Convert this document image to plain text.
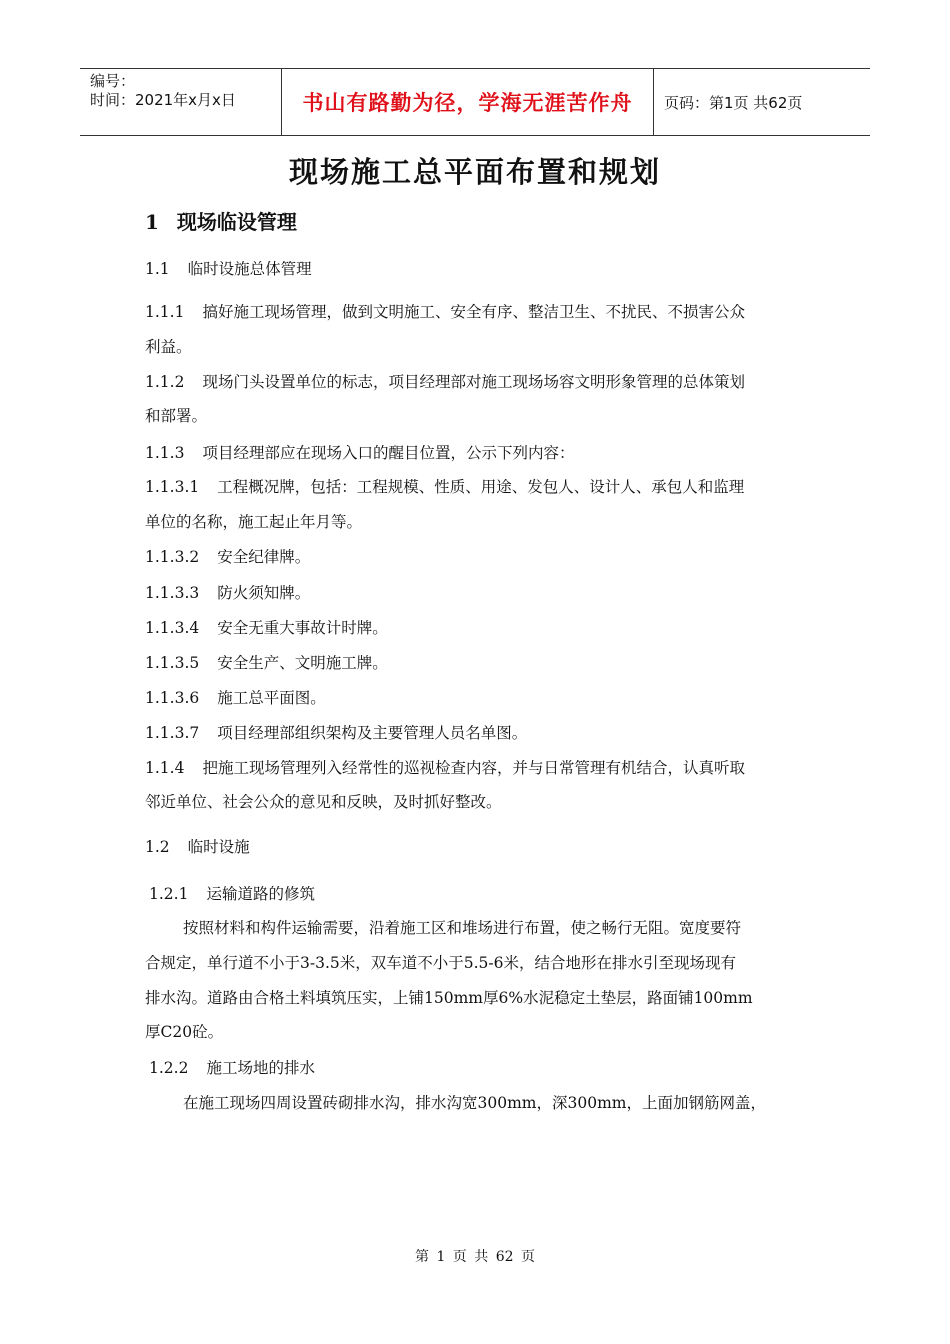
编号：
时间：2021年x月x日	书山有路勤为径，学海无涯苦作舟	页码：第1页 共62页
现场施工总平面布置和规划
1 现场临设管理
1.1 临时设施总体管理
1.1.1 搞好施工现场管理，做到文明施工、安全有序、整洁卫生、不扰民、不损害公众
利益。
1.1.2 现场门头设置单位的标志，项目经理部对施工现场场容文明形象管理的总体策划
和部署。
1.1.3 项目经理部应在现场入口的醒目位置，公示下列内容：
1.1.3.1 工程概况牌，包括：工程规模、性质、用途、发包人、设计人、承包人和监理
单位的名称，施工起止年月等。
1.1.3.2 安全纪律牌。
1.1.3.3 防火须知牌。
1.1.3.4 安全无重大事故计时牌。
1.1.3.5 安全生产、文明施工牌。
1.1.3.6 施工总平面图。
1.1.3.7 项目经理部组织架构及主要管理人员名单图。
1.1.4 把施工现场管理列入经常性的巡视检查内容，并与日常管理有机结合，认真听取
邻近单位、社会公众的意见和反映，及时抓好整改。
1.2 临时设施
1.2.1 运输道路的修筑
按照材料和构件运输需要，沿着施工区和堆场进行布置，使之畅行无阻。宽度要符
合规定，单行道不小于3-3.5米，双车道不小于5.5-6米，结合地形在排水引至现场现有
排水沟。道路由合格土料填筑压实，上铺150mm厚6%水泥稳定土垫层，路面铺100mm
厚C20砼。
1.2.2 施工场地的排水
在施工现场四周设置砖砌排水沟，排水沟宽300mm，深300mm，上面加钢筋网盖，
第 1 页 共 62 页
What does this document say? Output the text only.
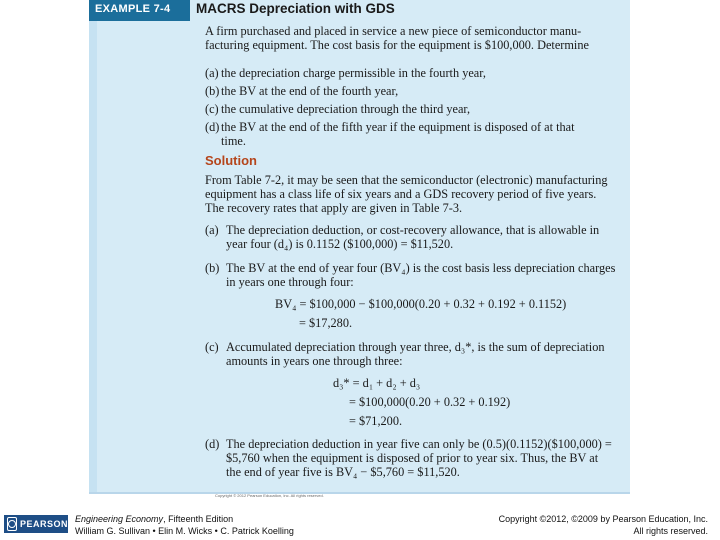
EXAMPLE 7-4 MACRS Depreciation with GDS
A firm purchased and placed in service a new piece of semiconductor manu-
facturing equipment. The cost basis for the equipment is $100,000. Determine
(a) the depreciation charge permissible in the fourth year,
(b) the BV at the end of the fourth year,
(c) the cumulative depreciation through the third year,
(d) the BV at the end of the fifth year if the equipment is disposed of at that
time.
Solution
From Table 7-2, it may be seen that the semiconductor (electronic) manufacturing
equipment has a class life of six years and a GDS recovery period of five years.
The recovery rates that apply are given in Table 7-3.
(a) The depreciation deduction, or cost-recovery allowance, that is allowable in
year four (d₄) is 0.1152 ($100,000) = $11,520.
(b) The BV at the end of year four (BV₄) is the cost basis less depreciation charges
in years one through four:
BV₄ = $100,000 − $100,000(0.20 + 0.32 + 0.192 + 0.1152)
= $17,280.
(c) Accumulated depreciation through year three, d₃*, is the sum of depreciation
amounts in years one through three:
d₃* = d₁ + d₂ + d₃
= $100,000(0.20 + 0.32 + 0.192)
= $71,200.
(d) The depreciation deduction in year five can only be (0.5)(0.1152)($100,000) =
$5,760 when the equipment is disposed of prior to year six. Thus, the BV at
the end of year five is BV₄ − $5,760 = $11,520.
Copyright © 2012 Pearson Education, Inc. All rights reserved.
PEARSON Engineering Economy, Fifteenth Edition
William G. Sullivan • Elin M. Wicks • C. Patrick Koelling
Copyright ©2012, ©2009 by Pearson Education, Inc.
All rights reserved.
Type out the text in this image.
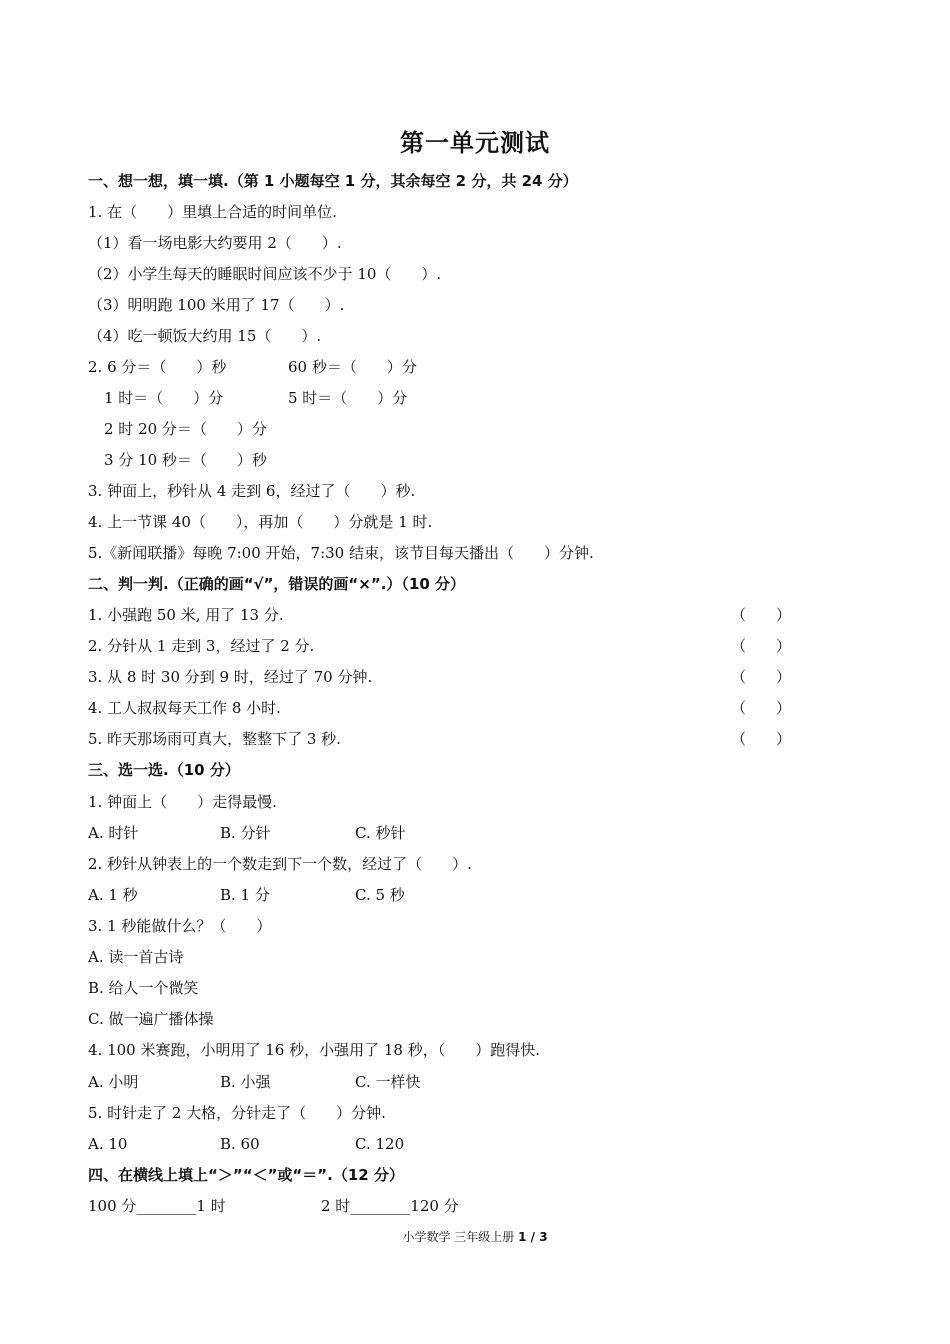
第一单元测试
一、想一想，填一填.（第 1 小题每空 1 分，其余每空 2 分，共 24 分）
1. 在（　　）里填上合适的时间单位.
（1）看一场电影大约要用 2（　　）.
（2）小学生每天的睡眠时间应该不少于 10（　　）.
（3）明明跑 100 米用了 17（　　）.
（4）吃一顿饭大约用 15（　　）.
2. 6 分＝（　　）秒	60 秒＝（　　）分
1 时＝（　　）分	5 时＝（　　）分
2 时 20 分＝（　　）分
3 分 10 秒＝（　　）秒
3. 钟面上，秒针从 4 走到 6，经过了（　　）秒.
4. 上一节课 40（　　），再加（　　）分就是 1 时.
5.《新闻联播》每晚 7:00 开始，7:30 结束，该节目每天播出（　　）分钟.
二、判一判.（正确的画“√”，错误的画“×”.）（10 分）
1. 小强跑 50 米, 用了 13 分.	（　　）
2. 分针从 1 走到 3，经过了 2 分.	（　　）
3. 从 8 时 30 分到 9 时，经过了 70 分钟.	（　　）
4. 工人叔叔每天工作 8 小时.	（　　）
5. 昨天那场雨可真大，整整下了 3 秒.	（　　）
三、选一选.（10 分）
1. 钟面上（　　）走得最慢.
A. 时针	B. 分针	C. 秒针
2. 秒针从钟表上的一个数走到下一个数，经过了（　　）.
A. 1 秒	B. 1 分	C. 5 秒
3. 1 秒能做什么？（　　）
A. 读一首古诗
B. 给人一个微笑
C. 做一遍广播体操
4. 100 米赛跑，小明用了 16 秒，小强用了 18 秒，（　　）跑得快.
A. 小明	B. 小强	C. 一样快
5. 时针走了 2 大格，分针走了（　　）分钟.
A. 10	B. 60	C. 120
四、在横线上填上“＞”“＜”或“＝”.（12 分）
100 分________1 时	2 时________120 分
小学数学 三年级上册 1 / 3
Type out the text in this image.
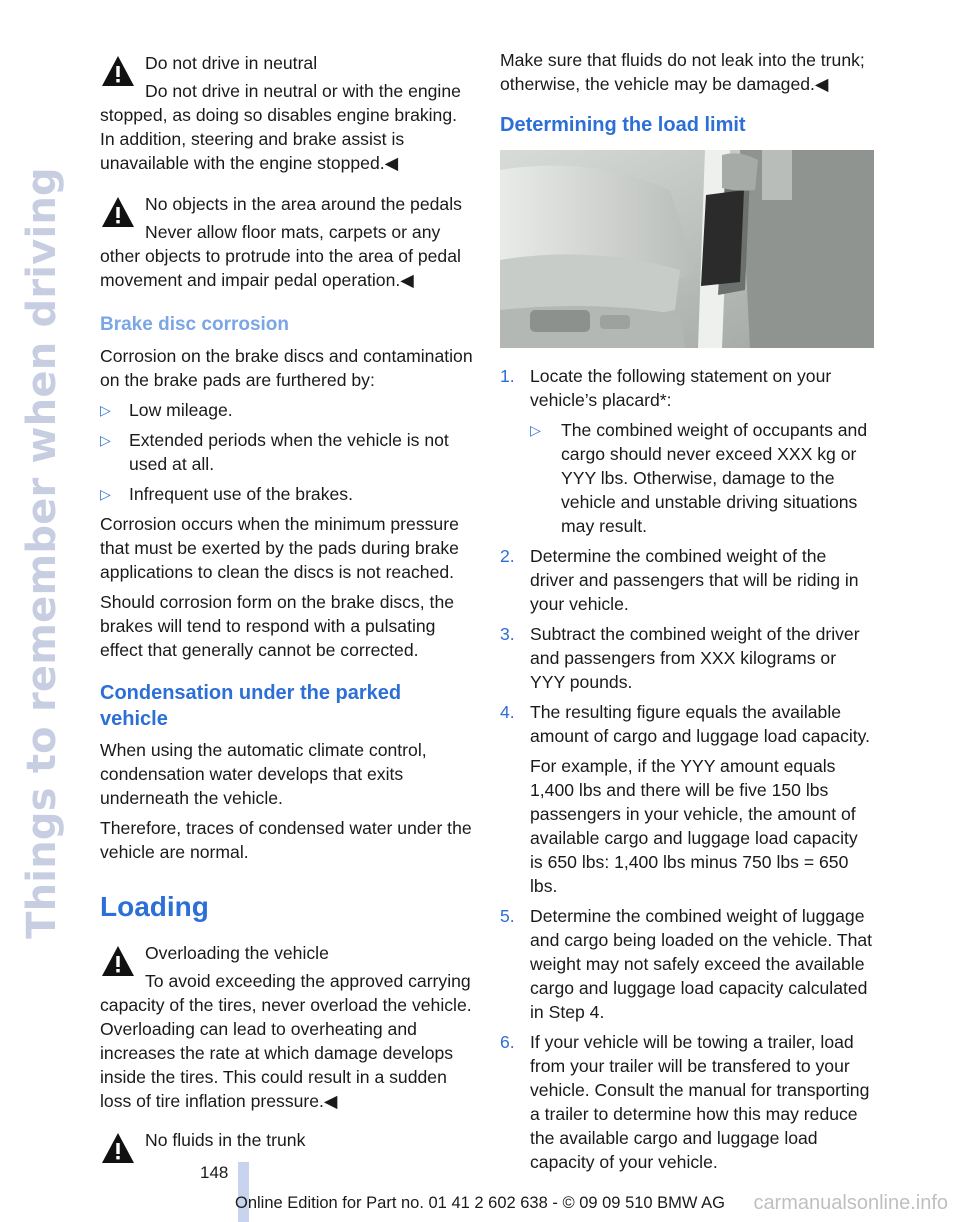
Things to remember when driving
Do not drive in neutral
Do not drive in neutral or with the engine stopped, as doing so disables engine braking. In addition, steering and brake assist is unavailable with the engine stopped.◀
No objects in the area around the pedals
Never allow floor mats, carpets or any other objects to protrude into the area of pedal movement and impair pedal operation.◀
Brake disc corrosion

Corrosion on the brake discs and contamination on the brake pads are furthered by:

▷ Low mileage.
▷ Extended periods when the vehicle is not used at all.
▷ Infrequent use of the brakes.

Corrosion occurs when the minimum pressure that must be exerted by the pads during brake applications to clean the discs is not reached.

Should corrosion form on the brake discs, the brakes will tend to respond with a pulsating effect that generally cannot be corrected.

Condensation under the parked vehicle

When using the automatic climate control, condensation water develops that exits underneath the vehicle.

Therefore, traces of condensed water under the vehicle are normal.

Loading
Overloading the vehicle
To avoid exceeding the approved carrying capacity of the tires, never overload the vehicle. Overloading can lead to overheating and increases the rate at which damage develops inside the tires. This could result in a sudden loss of tire inflation pressure.◀
No fluids in the trunk

Make sure that fluids do not leak into the trunk; otherwise, the vehicle may be damaged.◀

Determining the load limit
1. Locate the following statement on your vehicle’s placard*:
▷ The combined weight of occupants and cargo should never exceed XXX kg or YYY lbs. Otherwise, damage to the vehicle and unstable driving situations may result.
2. Determine the combined weight of the driver and passengers that will be riding in your vehicle.
3. Subtract the combined weight of the driver and passengers from XXX kilograms or YYY pounds.
4. The resulting figure equals the available amount of cargo and luggage load capacity.
For example, if the YYY amount equals 1,400 lbs and there will be five 150 lbs passengers in your vehicle, the amount of available cargo and luggage load capacity is 650 lbs: 1,400 lbs minus 750 lbs = 650 lbs.
5. Determine the combined weight of luggage and cargo being loaded on the vehicle. That weight may not safely exceed the available cargo and luggage load capacity calculated in Step 4.
6. If your vehicle will be towing a trailer, load from your trailer will be transfered to your vehicle. Consult the manual for transporting a trailer to determine how this may reduce the available cargo and luggage load capacity of your vehicle.
148
Online Edition for Part no. 01 41 2 602 638 - © 09 09 510 BMW AG	carmanualsonline.info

> Short exercise
Retype the records exactly. Any image in them should not appear in what you write.

> Task answer
Convert this document image to plain text.
编号：
时间：2021年x月x日	书山有路勤为径，学海无涯苦作舟	页码：第1页 共62页
现场施工总平面布置和规划
1 现场临设管理
1.1 临时设施总体管理
1.1.1 搞好施工现场管理，做到文明施工、安全有序、整洁卫生、不扰民、不损害公众
利益。
1.1.2 现场门头设置单位的标志，项目经理部对施工现场场容文明形象管理的总体策划
和部署。
1.1.3 项目经理部应在现场入口的醒目位置，公示下列内容：
1.1.3.1 工程概况牌，包括：工程规模、性质、用途、发包人、设计人、承包人和监理
单位的名称，施工起止年月等。
1.1.3.2 安全纪律牌。
1.1.3.3 防火须知牌。
1.1.3.4 安全无重大事故计时牌。
1.1.3.5 安全生产、文明施工牌。
1.1.3.6 施工总平面图。
1.1.3.7 项目经理部组织架构及主要管理人员名单图。
1.1.4 把施工现场管理列入经常性的巡视检查内容，并与日常管理有机结合，认真听取
邻近单位、社会公众的意见和反映，及时抓好整改。
1.2 临时设施
1.2.1 运输道路的修筑
按照材料和构件运输需要，沿着施工区和堆场进行布置，使之畅行无阻。宽度要符
合规定，单行道不小于3-3.5米，双车道不小于5.5-6米，结合地形在排水引至现场现有
排水沟。道路由合格土料填筑压实，上铺150mm厚6%水泥稳定土垫层，路面铺100mm
厚C20砼。
1.2.2 施工场地的排水
在施工现场四周设置砖砌排水沟，排水沟宽300mm，深300mm，上面加钢筋网盖，
第 1 页 共 62 页
What does this document say? Output the text only.
EXAMPLE 7-4 MACRS Depreciation with GDS
A firm purchased and placed in service a new piece of semiconductor manu-
facturing equipment. The cost basis for the equipment is $100,000. Determine
(a) the depreciation charge permissible in the fourth year,
(b) the BV at the end of the fourth year,
(c) the cumulative depreciation through the third year,
(d) the BV at the end of the fifth year if the equipment is disposed of at that
time.
Solution
From Table 7-2, it may be seen that the semiconductor (electronic) manufacturing
equipment has a class life of six years and a GDS recovery period of five years.
The recovery rates that apply are given in Table 7-3.
(a) The depreciation deduction, or cost-recovery allowance, that is allowable in
year four (d₄) is 0.1152 ($100,000) = $11,520.
(b) The BV at the end of year four (BV₄) is the cost basis less depreciation charges
in years one through four:
BV₄ = $100,000 − $100,000(0.20 + 0.32 + 0.192 + 0.1152)
= $17,280.
(c) Accumulated depreciation through year three, d₃*, is the sum of depreciation
amounts in years one through three:
d₃* = d₁ + d₂ + d₃
= $100,000(0.20 + 0.32 + 0.192)
= $71,200.
(d) The depreciation deduction in year five can only be (0.5)(0.1152)($100,000) =
$5,760 when the equipment is disposed of prior to year six. Thus, the BV at
the end of year five is BV₄ − $5,760 = $11,520.
Copyright © 2012 Pearson Education, Inc. All rights reserved.
PEARSON Engineering Economy, Fifteenth Edition
William G. Sullivan • Elin M. Wicks • C. Patrick Koelling
Copyright ©2012, ©2009 by Pearson Education, Inc.
All rights reserved.
Type out the text in this image.
第一单元测试
一、想一想，填一填.（第 1 小题每空 1 分，其余每空 2 分，共 24 分）
1. 在（　　）里填上合适的时间单位.
（1）看一场电影大约要用 2（　　）.
（2）小学生每天的睡眠时间应该不少于 10（　　）.
（3）明明跑 100 米用了 17（　　）.
（4）吃一顿饭大约用 15（　　）.
2. 6 分＝（　　）秒	60 秒＝（　　）分
1 时＝（　　）分	5 时＝（　　）分
2 时 20 分＝（　　）分
3 分 10 秒＝（　　）秒
3. 钟面上，秒针从 4 走到 6，经过了（　　）秒.
4. 上一节课 40（　　），再加（　　）分就是 1 时.
5.《新闻联播》每晚 7:00 开始，7:30 结束，该节目每天播出（　　）分钟.
二、判一判.（正确的画“√”，错误的画“×”.）（10 分）
1. 小强跑 50 米, 用了 13 分.	（　　）
2. 分针从 1 走到 3，经过了 2 分.	（　　）
3. 从 8 时 30 分到 9 时，经过了 70 分钟.	（　　）
4. 工人叔叔每天工作 8 小时.	（　　）
5. 昨天那场雨可真大，整整下了 3 秒.	（　　）
三、选一选.（10 分）
1. 钟面上（　　）走得最慢.
A. 时针	B. 分针	C. 秒针
2. 秒针从钟表上的一个数走到下一个数，经过了（　　）.
A. 1 秒	B. 1 分	C. 5 秒
3. 1 秒能做什么？（　　）
A. 读一首古诗
B. 给人一个微笑
C. 做一遍广播体操
4. 100 米赛跑，小明用了 16 秒，小强用了 18 秒，（　　）跑得快.
A. 小明	B. 小强	C. 一样快
5. 时针走了 2 大格，分针走了（　　）分钟.
A. 10	B. 60	C. 120
四、在横线上填上“＞”“＜”或“＝”.（12 分）
100 分________1 时	2 时________120 分
小学数学 三年级上册 1 / 3
Type out the text in this image.
Things to remember when driving
Do not drive in neutral
Do not drive in neutral or with the engine stopped, as doing so disables engine braking. In addition, steering and brake assist is unavailable with the engine stopped.◀
No objects in the area around the pedals
Never allow floor mats, carpets or any other objects to protrude into the area of pedal movement and impair pedal operation.◀
Brake disc corrosion

Corrosion on the brake discs and contamination on the brake pads are furthered by:

▷ Low mileage.
▷ Extended periods when the vehicle is not used at all.
▷ Infrequent use of the brakes.

Corrosion occurs when the minimum pressure that must be exerted by the pads during brake applications to clean the discs is not reached.

Should corrosion form on the brake discs, the brakes will tend to respond with a pulsating effect that generally cannot be corrected.

Condensation under the parked vehicle

When using the automatic climate control, condensation water develops that exits underneath the vehicle.

Therefore, traces of condensed water under the vehicle are normal.

Loading
Overloading the vehicle
To avoid exceeding the approved carrying capacity of the tires, never overload the vehicle. Overloading can lead to overheating and increases the rate at which damage develops inside the tires. This could result in a sudden loss of tire inflation pressure.◀
No fluids in the trunk

Make sure that fluids do not leak into the trunk; otherwise, the vehicle may be damaged.◀

Determining the load limit
1. Locate the following statement on your vehicle’s placard*:
▷ The combined weight of occupants and cargo should never exceed XXX kg or YYY lbs. Otherwise, damage to the vehicle and unstable driving situations may result.
2. Determine the combined weight of the driver and passengers that will be riding in your vehicle.
3. Subtract the combined weight of the driver and passengers from XXX kilograms or YYY pounds.
4. The resulting figure equals the available amount of cargo and luggage load capacity.
For example, if the YYY amount equals 1,400 lbs and there will be five 150 lbs passengers in your vehicle, the amount of available cargo and luggage load capacity is 650 lbs: 1,400 lbs minus 750 lbs = 650 lbs.
5. Determine the combined weight of luggage and cargo being loaded on the vehicle. That weight may not safely exceed the available cargo and luggage load capacity calculated in Step 4.
6. If your vehicle will be towing a trailer, load from your trailer will be transfered to your vehicle. Consult the manual for transporting a trailer to determine how this may reduce the available cargo and luggage load capacity of your vehicle.
148
Online Edition for Part no. 01 41 2 602 638 - © 09 09 510 BMW AG	carmanualsonline.info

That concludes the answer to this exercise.